## Goal of the exercise:
Quote the whole listing below word for word, leaving out the lines that stand for pictures.

Data items
☆ ☆ ☆
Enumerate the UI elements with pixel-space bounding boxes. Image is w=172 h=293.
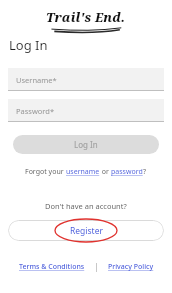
button[interactable]: password [111,167,143,177]
staticText: Username* [16,75,57,85]
staticText: ? [143,167,147,177]
button[interactable]: Log In [13,135,159,154]
staticText: Terms & Conditions [19,262,85,272]
staticText: or [100,167,111,177]
button[interactable]: Privacy Policy [106,262,156,272]
staticText: Forgot your [25,167,66,177]
staticText: password [111,167,143,177]
staticText: Don't have an account? [45,201,127,211]
button[interactable]: Username* [8,68,164,91]
staticText: Register [70,225,103,237]
staticText: Privacy Policy [108,262,154,272]
staticText: Log In [9,36,48,54]
button[interactable]: username [66,167,100,177]
staticText: username [66,167,100,177]
staticText: Password* [16,106,55,116]
staticText: Log In [74,139,98,150]
staticText: Trail's End. [46,9,126,26]
button[interactable]: Register [8,220,164,241]
button[interactable]: Terms & Conditions [17,262,87,272]
button[interactable]: Password* [8,99,164,122]
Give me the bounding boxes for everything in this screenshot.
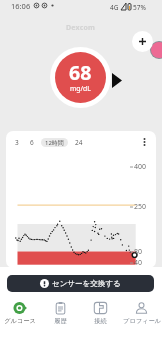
- button[interactable]: 6: [27, 136, 37, 149]
- staticText: 4G: [110, 3, 119, 12]
- staticText: 履歴: [54, 317, 67, 325]
- staticText: 250: [134, 202, 147, 212]
- staticText: 80: [134, 247, 143, 257]
- button[interactable]: プロフィール: [121, 298, 162, 325]
- staticText: 接続: [94, 317, 107, 325]
- staticText: Dexcom: [66, 23, 96, 33]
- staticText: mg/dL: [70, 84, 91, 93]
- button[interactable]: Profile: [151, 42, 162, 58]
- staticText: プロフィール: [123, 317, 161, 325]
- staticText: 400: [134, 162, 147, 172]
- button[interactable]: 3: [12, 136, 22, 149]
- staticText: 24: [75, 138, 83, 147]
- staticText: 68: [69, 59, 92, 86]
- button[interactable]: センサーを交換する: [7, 275, 154, 292]
- staticText: 6: [30, 138, 34, 147]
- staticText: 16:06: [11, 1, 31, 11]
- staticText: 12時間: [45, 139, 64, 147]
- staticText: 57%: [133, 3, 146, 12]
- button[interactable]: 接続: [80, 298, 121, 325]
- staticText: 3: [15, 138, 19, 147]
- staticText: 40: [134, 258, 143, 268]
- button[interactable]: More options: [136, 134, 152, 150]
- button[interactable]: Add event: [132, 31, 153, 52]
- button[interactable]: 12時間: [41, 138, 68, 147]
- button[interactable]: 24: [72, 136, 86, 149]
- staticText: グルコース: [4, 317, 36, 325]
- button[interactable]: グルコース: [0, 298, 40, 325]
- button[interactable]: 68: [55, 52, 106, 103]
- button[interactable]: 履歴: [40, 298, 80, 325]
- staticText: センサーを交換する: [52, 279, 121, 288]
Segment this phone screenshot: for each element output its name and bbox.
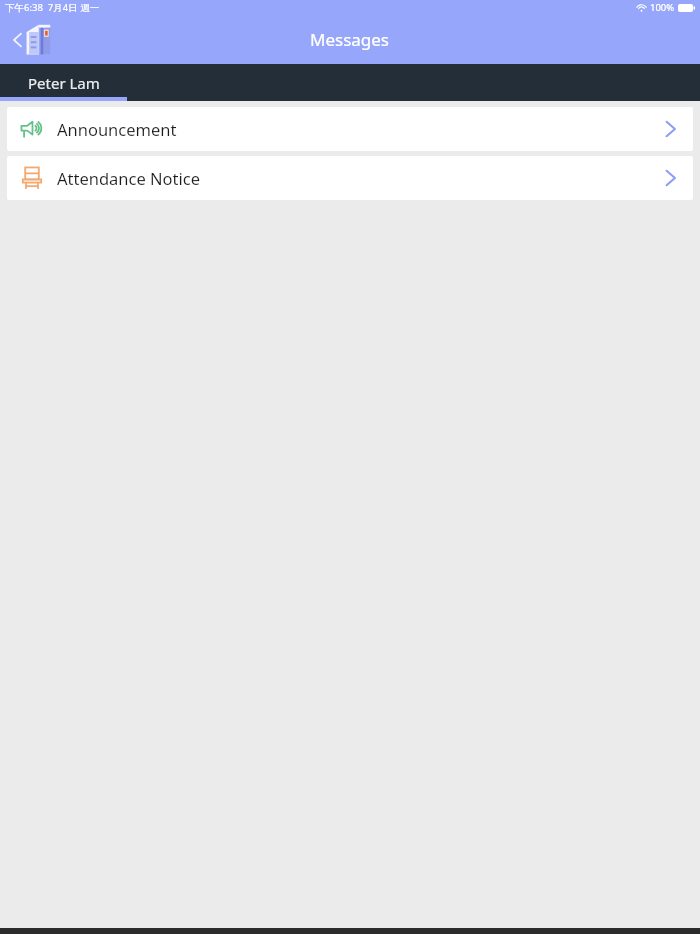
staticText: 下午6:38 7月4日 週一 [5, 1, 100, 14]
button[interactable]: Attendance Notice [7, 156, 693, 200]
staticText: Messages [310, 28, 390, 51]
staticText: 100% [650, 1, 675, 14]
staticText: Attendance Notice [57, 167, 201, 189]
button[interactable]: Peter Lam [0, 64, 127, 101]
staticText: Announcement [57, 118, 177, 140]
button[interactable]: Back [10, 18, 58, 62]
button[interactable]: Announcement [7, 107, 693, 151]
staticText: Peter Lam [28, 73, 100, 93]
☆ ☆ ☆
## Reply to the task:
Enumerate the UI elements with pixel-space bounding boxes. Image is w=172 h=293.
button[interactable]: password [111,167,143,177]
staticText: Username* [16,75,57,85]
staticText: ? [143,167,147,177]
button[interactable]: Log In [13,135,159,154]
staticText: Terms & Conditions [19,262,85,272]
staticText: or [100,167,111,177]
button[interactable]: Privacy Policy [106,262,156,272]
staticText: Forgot your [25,167,66,177]
staticText: password [111,167,143,177]
staticText: Don't have an account? [45,201,127,211]
button[interactable]: Username* [8,68,164,91]
staticText: Register [70,225,103,237]
staticText: Privacy Policy [108,262,154,272]
staticText: Log In [9,36,48,54]
button[interactable]: username [66,167,100,177]
staticText: username [66,167,100,177]
staticText: Password* [16,106,55,116]
staticText: Log In [74,139,98,150]
staticText: Trail's End. [46,9,126,26]
button[interactable]: Register [8,220,164,241]
button[interactable]: Terms & Conditions [17,262,87,272]
button[interactable]: Password* [8,99,164,122]
Give me the bounding boxes for everything in this screenshot.
- button[interactable]: 6: [27, 136, 37, 149]
- staticText: 4G: [110, 3, 119, 12]
- staticText: 履歴: [54, 317, 67, 325]
- staticText: 250: [134, 202, 147, 212]
- staticText: 80: [134, 247, 143, 257]
- button[interactable]: プロフィール: [121, 298, 162, 325]
- staticText: 接続: [94, 317, 107, 325]
- staticText: Dexcom: [66, 23, 96, 33]
- staticText: mg/dL: [70, 84, 91, 93]
- button[interactable]: Profile: [151, 42, 162, 58]
- staticText: プロフィール: [123, 317, 161, 325]
- staticText: 400: [134, 162, 147, 172]
- button[interactable]: 3: [12, 136, 22, 149]
- staticText: 24: [75, 138, 83, 147]
- staticText: 68: [69, 59, 92, 86]
- button[interactable]: センサーを交換する: [7, 275, 154, 292]
- staticText: 6: [30, 138, 34, 147]
- staticText: 16:06: [11, 1, 31, 11]
- staticText: 12時間: [45, 139, 64, 147]
- staticText: 57%: [133, 3, 146, 12]
- button[interactable]: 接続: [80, 298, 121, 325]
- staticText: 3: [15, 138, 19, 147]
- staticText: 40: [134, 258, 143, 268]
- button[interactable]: More options: [136, 134, 152, 150]
- button[interactable]: Add event: [132, 31, 153, 52]
- button[interactable]: 12時間: [41, 138, 68, 147]
- button[interactable]: 24: [72, 136, 86, 149]
- staticText: グルコース: [4, 317, 36, 325]
- button[interactable]: グルコース: [0, 298, 40, 325]
- button[interactable]: 68: [55, 52, 106, 103]
- button[interactable]: 履歴: [40, 298, 80, 325]
- staticText: センサーを交換する: [52, 279, 121, 288]
Segment this phone screenshot: for each element output its name and bbox.
staticText: 下午6:38 7月4日 週一 [5, 1, 100, 14]
button[interactable]: Attendance Notice [7, 156, 693, 200]
staticText: Messages [310, 28, 390, 51]
staticText: 100% [650, 1, 675, 14]
staticText: Attendance Notice [57, 167, 201, 189]
button[interactable]: Peter Lam [0, 64, 127, 101]
staticText: Announcement [57, 118, 177, 140]
button[interactable]: Back [10, 18, 58, 62]
button[interactable]: Announcement [7, 107, 693, 151]
staticText: Peter Lam [28, 73, 100, 93]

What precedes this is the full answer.